*AIM*
Transcribe the records below in full; pictures stay out of the copy.

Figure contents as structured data
----------

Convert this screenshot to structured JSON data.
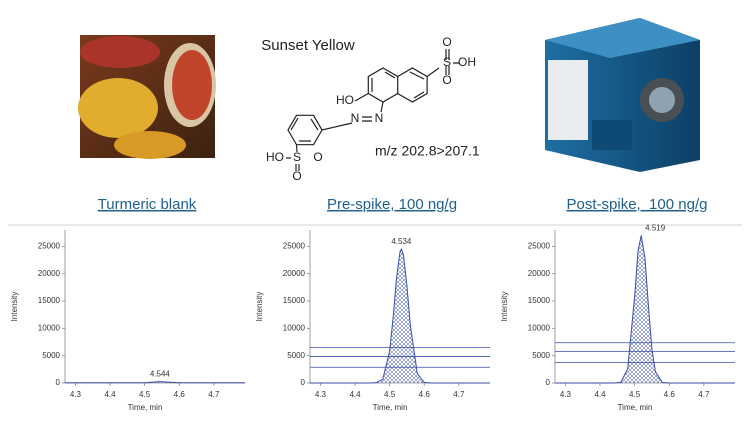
{
  "compound": "Sunset Yellow",
  "transition": "m/z 202.8>207.1",
  "structure": {
    "labels": [
      "O",
      "S",
      "OH",
      "O",
      "HO",
      "N",
      "N",
      "HO",
      "S",
      "O",
      "O"
    ]
  },
  "chart_data": [
    {
      "type": "line",
      "title": "Turmeric blank",
      "xlabel": "Time, min",
      "ylabel": "Intensity",
      "x": [
        4.27,
        4.5,
        4.544,
        4.6,
        4.79
      ],
      "values": [
        40,
        60,
        250,
        60,
        40
      ],
      "color": "#3a4ea8",
      "annotation": "4.544",
      "xlim": [
        4.27,
        4.79
      ],
      "ylim": [
        0,
        28000
      ],
      "xticks": [
        4.3,
        4.4,
        4.5,
        4.6,
        4.7
      ],
      "yticks": [
        0,
        5000,
        10000,
        15000,
        20000,
        25000
      ]
    },
    {
      "type": "line",
      "title": "Pre-spike, 100 ng/g",
      "xlabel": "Time, min",
      "ylabel": "Intensity",
      "x": [
        4.27,
        4.44,
        4.46,
        4.48,
        4.5,
        4.51,
        4.52,
        4.53,
        4.534,
        4.54,
        4.55,
        4.56,
        4.58,
        4.6,
        4.62,
        4.79
      ],
      "values": [
        0,
        0,
        30,
        640,
        5780,
        11930,
        19180,
        24010,
        24500,
        23420,
        17790,
        10530,
        1740,
        110,
        0,
        0
      ],
      "color": "#3a4ea8",
      "annotation": "4.534",
      "hlines": [
        6470,
        4860,
        2880
      ],
      "xlim": [
        4.27,
        4.79
      ],
      "ylim": [
        0,
        28000
      ],
      "xticks": [
        4.3,
        4.4,
        4.5,
        4.6,
        4.7
      ],
      "yticks": [
        0,
        5000,
        10000,
        15000,
        20000,
        25000
      ]
    },
    {
      "type": "line",
      "title": "Post-spike,  100 ng/g",
      "xlabel": "Time, min",
      "ylabel": "Intensity",
      "x": [
        4.27,
        4.44,
        4.46,
        4.48,
        4.5,
        4.51,
        4.519,
        4.53,
        4.54,
        4.55,
        4.56,
        4.58,
        4.6,
        4.79
      ],
      "values": [
        0,
        0,
        130,
        2620,
        15750,
        24260,
        27000,
        22820,
        13920,
        6240,
        2060,
        90,
        0,
        0
      ],
      "color": "#3a4ea8",
      "annotation": "4.519",
      "hlines": [
        7370,
        5760,
        3780
      ],
      "xlim": [
        4.27,
        4.79
      ],
      "ylim": [
        0,
        28000
      ],
      "xticks": [
        4.3,
        4.4,
        4.5,
        4.6,
        4.7
      ],
      "yticks": [
        0,
        5000,
        10000,
        15000,
        20000,
        25000
      ]
    }
  ]
}
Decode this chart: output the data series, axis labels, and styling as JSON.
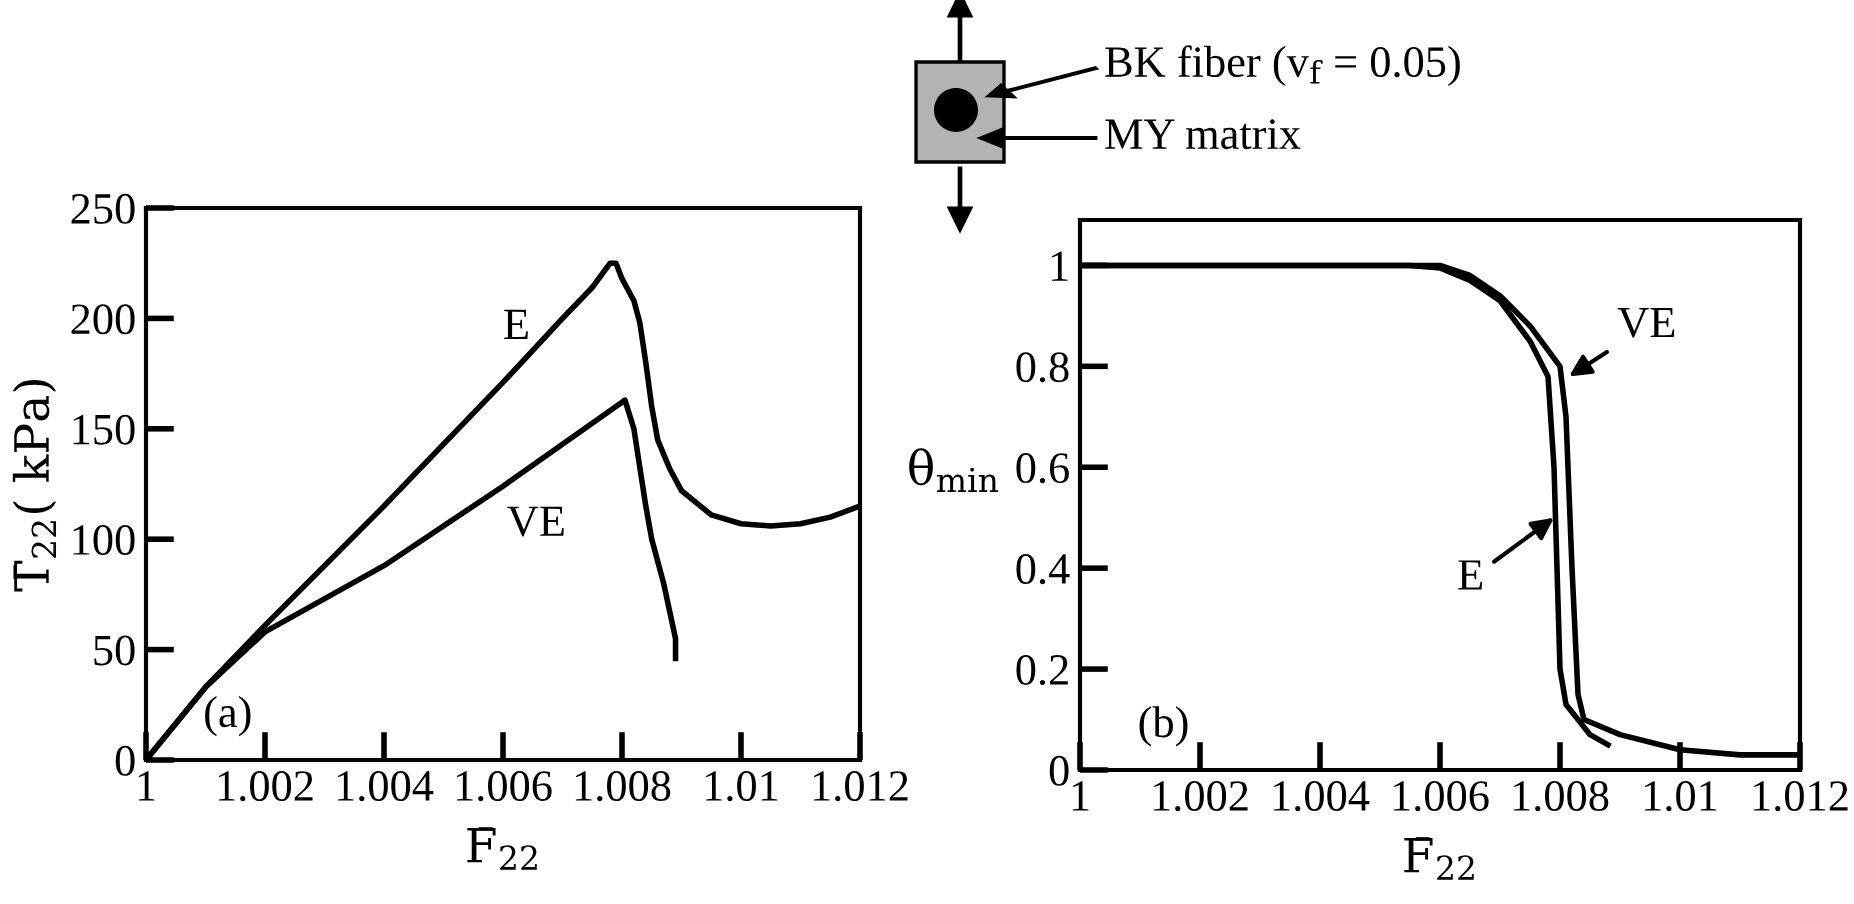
{
  "chart_data": [
    {
      "type": "line",
      "xlabel": "F̄$_{22}$",
      "ylabel": "T̄$_{22}$( kPa)",
      "xlim": [
        1,
        1.012
      ],
      "ylim": [
        0,
        250
      ],
      "xticks": [
        1,
        1.002,
        1.004,
        1.006,
        1.008,
        1.01,
        1.012
      ],
      "yticks": [
        0,
        50,
        100,
        150,
        200,
        250
      ],
      "grid": false,
      "legend": false,
      "marker": "none",
      "line_style": "solid",
      "series": [
        {
          "color": "#000000",
          "x": [
            1,
            1.001,
            1.002,
            1.004,
            1.006,
            1.007,
            1.0075,
            1.0078,
            1.0079,
            1.008,
            1.0082,
            1.0083,
            1.0084,
            1.0085,
            1.0086,
            1.0088,
            1.009,
            1.0095,
            1.01,
            1.0105,
            1.011,
            1.0115,
            1.012
          ],
          "values": [
            0,
            33,
            61,
            115,
            171,
            200,
            214,
            225,
            225,
            218,
            208,
            198,
            180,
            160,
            145,
            132,
            122,
            111,
            107,
            106,
            107,
            110,
            115
          ]
        },
        {
          "color": "#000000",
          "x": [
            1,
            1.001,
            1.002,
            1.004,
            1.006,
            1.008,
            1.00805,
            1.0082,
            1.0084,
            1.0085,
            1.0087,
            1.0089,
            1.0089
          ],
          "values": [
            0,
            33,
            58,
            88,
            124,
            162,
            163,
            150,
            115,
            100,
            80,
            55,
            46
          ]
        }
      ],
      "annotations": [
        "(a)",
        {
          "text": "E",
          "x": 1.0066,
          "y": 188
        },
        {
          "text": "VE",
          "x": 1.006,
          "y": 124
        }
      ]
    },
    {
      "type": "line",
      "xlabel": "F̄$_{22}$",
      "ylabel": "θ$_{min}$",
      "xlim": [
        1,
        1.012
      ],
      "ylim": [
        0,
        1.09
      ],
      "xticks": [
        1,
        1.002,
        1.004,
        1.006,
        1.008,
        1.01,
        1.012
      ],
      "yticks": [
        0,
        0.2,
        0.4,
        0.6,
        0.8,
        1
      ],
      "grid": false,
      "legend": false,
      "marker": "none",
      "line_style": "solid",
      "series": [
        {
          "color": "#000000",
          "x": [
            1,
            1.0055,
            1.006,
            1.0065,
            1.007,
            1.0075,
            1.0078,
            1.0079,
            1.00795,
            1.008,
            1.0081,
            1.0083,
            1.0085,
            1.0088
          ],
          "values": [
            1,
            1,
            0.995,
            0.97,
            0.93,
            0.85,
            0.78,
            0.6,
            0.4,
            0.2,
            0.13,
            0.1,
            0.07,
            0.05
          ]
        },
        {
          "color": "#000000",
          "x": [
            1,
            1.0055,
            1.006,
            1.0065,
            1.007,
            1.0075,
            1.008,
            1.0081,
            1.0082,
            1.0083,
            1.0084,
            1.009,
            1.01,
            1.011,
            1.012
          ],
          "values": [
            1,
            1,
            1.0,
            0.98,
            0.94,
            0.88,
            0.8,
            0.7,
            0.4,
            0.15,
            0.1,
            0.07,
            0.04,
            0.03,
            0.03
          ]
        }
      ],
      "annotations": [
        "(b)",
        {
          "text": "E",
          "x": 1.0079,
          "y": 0.5
        },
        {
          "text": "VE",
          "x": 1.00815,
          "y": 0.78
        },
        "BK fiber (v$_{f}$ = 0.05)",
        "MY matrix"
      ]
    }
  ]
}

----------

*THE RESPONSE*
Convert this screenshot to structured JSON data.
{
  "compound": "Sunset Yellow",
  "transition": "m/z 202.8>207.1",
  "structure": {
    "labels": [
      "O",
      "S",
      "OH",
      "O",
      "HO",
      "N",
      "N",
      "HO",
      "S",
      "O",
      "O"
    ]
  },
  "chart_data": [
    {
      "type": "line",
      "title": "Turmeric blank",
      "xlabel": "Time, min",
      "ylabel": "Intensity",
      "x": [
        4.27,
        4.5,
        4.544,
        4.6,
        4.79
      ],
      "values": [
        40,
        60,
        250,
        60,
        40
      ],
      "color": "#3a4ea8",
      "annotation": "4.544",
      "xlim": [
        4.27,
        4.79
      ],
      "ylim": [
        0,
        28000
      ],
      "xticks": [
        4.3,
        4.4,
        4.5,
        4.6,
        4.7
      ],
      "yticks": [
        0,
        5000,
        10000,
        15000,
        20000,
        25000
      ]
    },
    {
      "type": "line",
      "title": "Pre-spike, 100 ng/g",
      "xlabel": "Time, min",
      "ylabel": "Intensity",
      "x": [
        4.27,
        4.44,
        4.46,
        4.48,
        4.5,
        4.51,
        4.52,
        4.53,
        4.534,
        4.54,
        4.55,
        4.56,
        4.58,
        4.6,
        4.62,
        4.79
      ],
      "values": [
        0,
        0,
        30,
        640,
        5780,
        11930,
        19180,
        24010,
        24500,
        23420,
        17790,
        10530,
        1740,
        110,
        0,
        0
      ],
      "color": "#3a4ea8",
      "annotation": "4.534",
      "hlines": [
        6470,
        4860,
        2880
      ],
      "xlim": [
        4.27,
        4.79
      ],
      "ylim": [
        0,
        28000
      ],
      "xticks": [
        4.3,
        4.4,
        4.5,
        4.6,
        4.7
      ],
      "yticks": [
        0,
        5000,
        10000,
        15000,
        20000,
        25000
      ]
    },
    {
      "type": "line",
      "title": "Post-spike,  100 ng/g",
      "xlabel": "Time, min",
      "ylabel": "Intensity",
      "x": [
        4.27,
        4.44,
        4.46,
        4.48,
        4.5,
        4.51,
        4.519,
        4.53,
        4.54,
        4.55,
        4.56,
        4.58,
        4.6,
        4.79
      ],
      "values": [
        0,
        0,
        130,
        2620,
        15750,
        24260,
        27000,
        22820,
        13920,
        6240,
        2060,
        90,
        0,
        0
      ],
      "color": "#3a4ea8",
      "annotation": "4.519",
      "hlines": [
        7370,
        5760,
        3780
      ],
      "xlim": [
        4.27,
        4.79
      ],
      "ylim": [
        0,
        28000
      ],
      "xticks": [
        4.3,
        4.4,
        4.5,
        4.6,
        4.7
      ],
      "yticks": [
        0,
        5000,
        10000,
        15000,
        20000,
        25000
      ]
    }
  ]
}
Decode this chart: output the data series, axis labels, and styling as JSON.
{
  "chart_data": [
    {
      "type": "line",
      "xlabel": "F̄$_{22}$",
      "ylabel": "T̄$_{22}$( kPa)",
      "xlim": [
        1,
        1.012
      ],
      "ylim": [
        0,
        250
      ],
      "xticks": [
        1,
        1.002,
        1.004,
        1.006,
        1.008,
        1.01,
        1.012
      ],
      "yticks": [
        0,
        50,
        100,
        150,
        200,
        250
      ],
      "grid": false,
      "legend": false,
      "marker": "none",
      "line_style": "solid",
      "series": [
        {
          "color": "#000000",
          "x": [
            1,
            1.001,
            1.002,
            1.004,
            1.006,
            1.007,
            1.0075,
            1.0078,
            1.0079,
            1.008,
            1.0082,
            1.0083,
            1.0084,
            1.0085,
            1.0086,
            1.0088,
            1.009,
            1.0095,
            1.01,
            1.0105,
            1.011,
            1.0115,
            1.012
          ],
          "values": [
            0,
            33,
            61,
            115,
            171,
            200,
            214,
            225,
            225,
            218,
            208,
            198,
            180,
            160,
            145,
            132,
            122,
            111,
            107,
            106,
            107,
            110,
            115
          ]
        },
        {
          "color": "#000000",
          "x": [
            1,
            1.001,
            1.002,
            1.004,
            1.006,
            1.008,
            1.00805,
            1.0082,
            1.0084,
            1.0085,
            1.0087,
            1.0089,
            1.0089
          ],
          "values": [
            0,
            33,
            58,
            88,
            124,
            162,
            163,
            150,
            115,
            100,
            80,
            55,
            46
          ]
        }
      ],
      "annotations": [
        "(a)",
        {
          "text": "E",
          "x": 1.0066,
          "y": 188
        },
        {
          "text": "VE",
          "x": 1.006,
          "y": 124
        }
      ]
    },
    {
      "type": "line",
      "xlabel": "F̄$_{22}$",
      "ylabel": "θ$_{min}$",
      "xlim": [
        1,
        1.012
      ],
      "ylim": [
        0,
        1.09
      ],
      "xticks": [
        1,
        1.002,
        1.004,
        1.006,
        1.008,
        1.01,
        1.012
      ],
      "yticks": [
        0,
        0.2,
        0.4,
        0.6,
        0.8,
        1
      ],
      "grid": false,
      "legend": false,
      "marker": "none",
      "line_style": "solid",
      "series": [
        {
          "color": "#000000",
          "x": [
            1,
            1.0055,
            1.006,
            1.0065,
            1.007,
            1.0075,
            1.0078,
            1.0079,
            1.00795,
            1.008,
            1.0081,
            1.0083,
            1.0085,
            1.0088
          ],
          "values": [
            1,
            1,
            0.995,
            0.97,
            0.93,
            0.85,
            0.78,
            0.6,
            0.4,
            0.2,
            0.13,
            0.1,
            0.07,
            0.05
          ]
        },
        {
          "color": "#000000",
          "x": [
            1,
            1.0055,
            1.006,
            1.0065,
            1.007,
            1.0075,
            1.008,
            1.0081,
            1.0082,
            1.0083,
            1.0084,
            1.009,
            1.01,
            1.011,
            1.012
          ],
          "values": [
            1,
            1,
            1.0,
            0.98,
            0.94,
            0.88,
            0.8,
            0.7,
            0.4,
            0.15,
            0.1,
            0.07,
            0.04,
            0.03,
            0.03
          ]
        }
      ],
      "annotations": [
        "(b)",
        {
          "text": "E",
          "x": 1.0079,
          "y": 0.5
        },
        {
          "text": "VE",
          "x": 1.00815,
          "y": 0.78
        },
        "BK fiber (v$_{f}$ = 0.05)",
        "MY matrix"
      ]
    }
  ]
}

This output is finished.